▶ Prompt
Print all of the lines exactly. Any picture among them stays out.

====== Input data ======

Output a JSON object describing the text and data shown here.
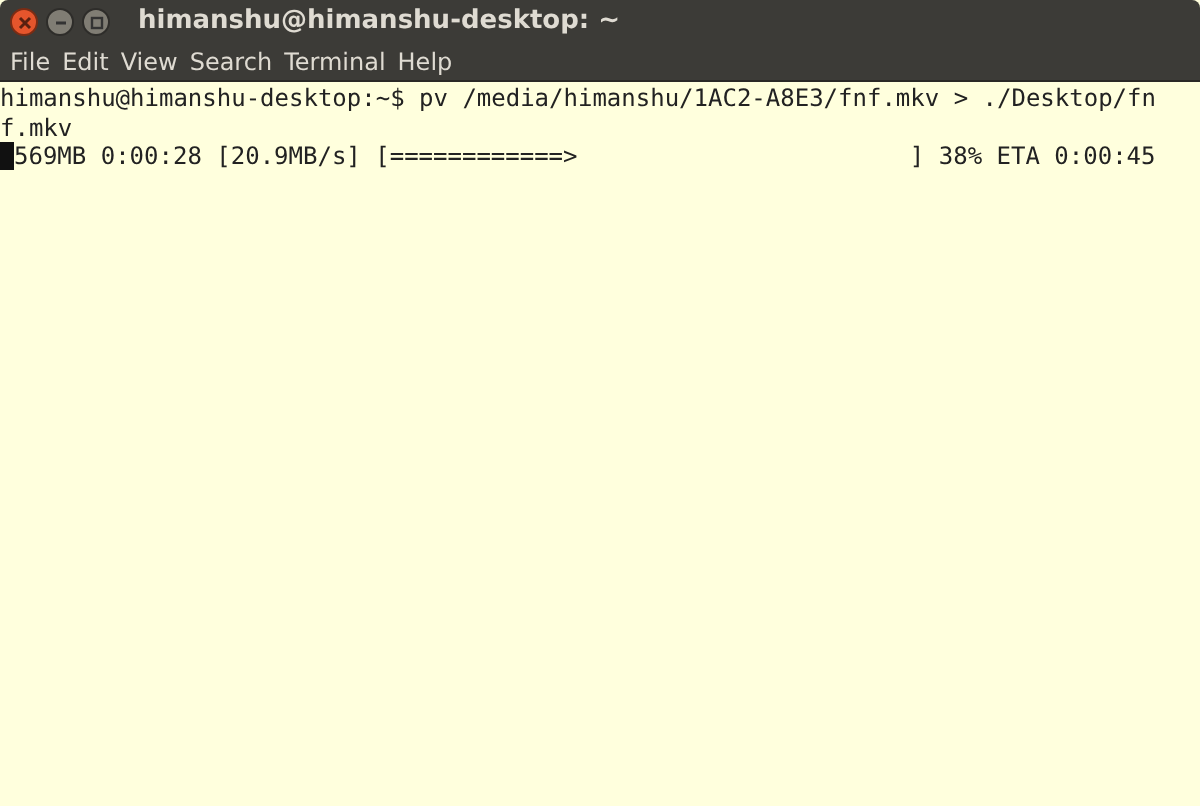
{
  "window": {
    "title": "himanshu@himanshu-desktop: ~"
  },
  "menu": [
    "File",
    "Edit",
    "View",
    "Search",
    "Terminal",
    "Help"
  ],
  "terminal": {
    "lines": [
      {
        "text": "himanshu@himanshu-desktop:~$ pv /media/himanshu/1AC2-A8E3/fnf.mkv > ./Desktop/fn",
        "cursor": false
      },
      {
        "text": "f.mkv",
        "cursor": false
      },
      {
        "text": "569MB 0:00:28 [20.9MB/s] [============>                       ] 38% ETA 0:00:45",
        "cursor": true
      }
    ]
  }
}
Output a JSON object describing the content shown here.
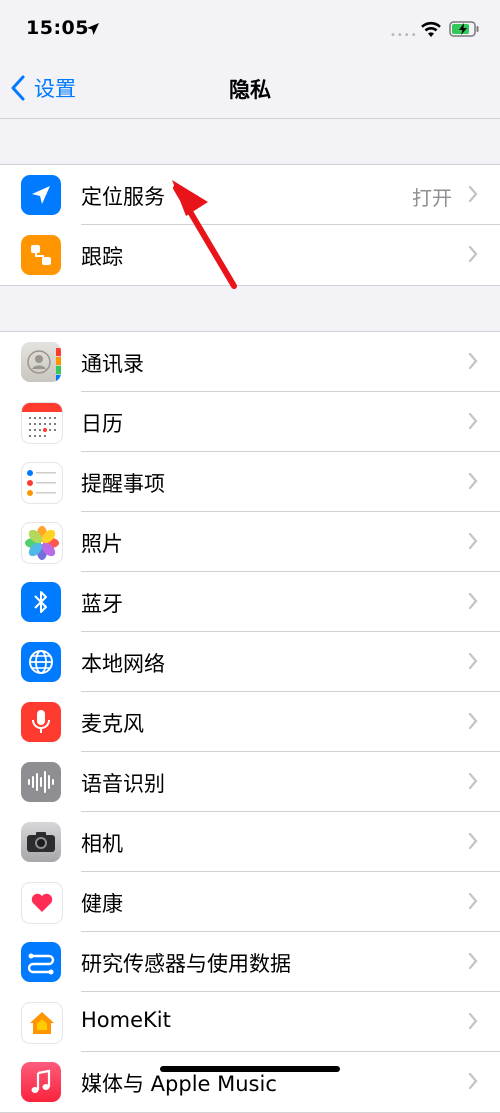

======

▶ Final result
Output a JSON object describing the text and data shown here.
{
  "window": {
    "title": "himanshu@himanshu-desktop: ~"
  },
  "menu": [
    "File",
    "Edit",
    "View",
    "Search",
    "Terminal",
    "Help"
  ],
  "terminal": {
    "lines": [
      {
        "text": "himanshu@himanshu-desktop:~$ pv /media/himanshu/1AC2-A8E3/fnf.mkv > ./Desktop/fn",
        "cursor": false
      },
      {
        "text": "f.mkv",
        "cursor": false
      },
      {
        "text": "569MB 0:00:28 [20.9MB/s] [============>                       ] 38% ETA 0:00:45",
        "cursor": true
      }
    ]
  }
}
Output a JSON object describing the content shown here.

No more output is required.